#### Aufgabe A:
Schreib den Forenauszug von „Danke im vorraus“ bis „auch 08003301900 (anrufen)“ Wort für Wort ab.
#### Aufgabe B:
Welche Telefonnummer nennt Aka-Aka im Forenauszug zum Anrufen?

#### Forenauszug:
# auskunft 0900 RufNr.



## onlinedienst (23 April 2006)

Hallo zusammen bin neu hier in Forum, 
habe ein problem mit der Telekomrechnung. da tauchen komischer weise 0900 er Ruf Nr. auf und würde gerne wissen ob man darüber online auskunft bekommen kann wem diese Ruf Nr. gehört bzw ob sie überhaupt registriert sind und ob ich die bezahlen mus. So wie es ausschaut war Sohnemann online und hat sich diese Rufnr. eingefangen.

Da ich mich nicht auskenne bin ich für jeden Rat dankbar wie ich diese Bezahlung umgehen kann, bzw. widerspruch einlegen kann

Danke im vorraus


----------



## Aka-Aka (23 April 2006)

*AW: auskunft 0900 RufNr.*

http://bo2005.regtp.de/prg/srvcno/srvcno900.asp

es geht auch 08003301900 (anrufen)

Kannst Du das hier 





> So wie es ausschaut war Sohnemann online und hat sich diese Rufnr. eingefangen.


 bitte etwas genauer ausführen? Sohnemann kann sich dazu auch äußern


----------



## Unregistriert (25 April 2006)

#### Bereitgestellte Daten:
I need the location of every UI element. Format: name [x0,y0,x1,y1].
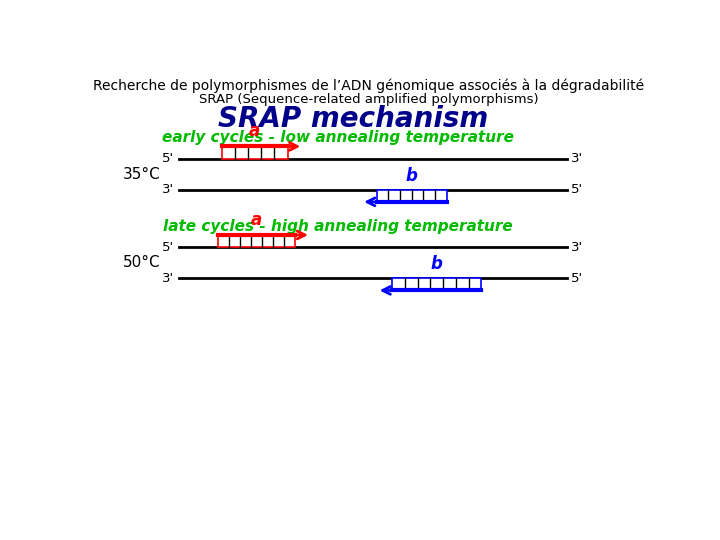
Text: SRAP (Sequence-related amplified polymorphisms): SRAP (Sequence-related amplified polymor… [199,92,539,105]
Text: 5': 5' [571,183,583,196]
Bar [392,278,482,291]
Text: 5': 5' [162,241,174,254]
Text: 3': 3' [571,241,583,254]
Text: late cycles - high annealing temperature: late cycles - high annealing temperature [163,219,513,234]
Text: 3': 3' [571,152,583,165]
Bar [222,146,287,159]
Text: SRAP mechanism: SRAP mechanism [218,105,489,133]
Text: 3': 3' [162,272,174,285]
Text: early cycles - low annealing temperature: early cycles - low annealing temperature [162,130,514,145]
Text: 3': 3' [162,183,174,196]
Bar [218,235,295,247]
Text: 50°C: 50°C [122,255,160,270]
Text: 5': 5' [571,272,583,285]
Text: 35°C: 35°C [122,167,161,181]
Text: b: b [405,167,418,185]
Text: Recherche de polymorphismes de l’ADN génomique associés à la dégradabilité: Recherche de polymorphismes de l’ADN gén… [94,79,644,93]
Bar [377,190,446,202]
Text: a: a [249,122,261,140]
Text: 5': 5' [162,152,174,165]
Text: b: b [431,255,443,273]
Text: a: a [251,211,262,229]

#### Lösung A:
Danke im vorraus


----------



## Aka-Aka (23 April 2006)

*AW: auskunft 0900 RufNr.*

http://bo2005.regtp.de/prg/srvcno/srvcno900.asp

es geht auch 08003301900 (anrufen)

#### Lösung B:
08003301900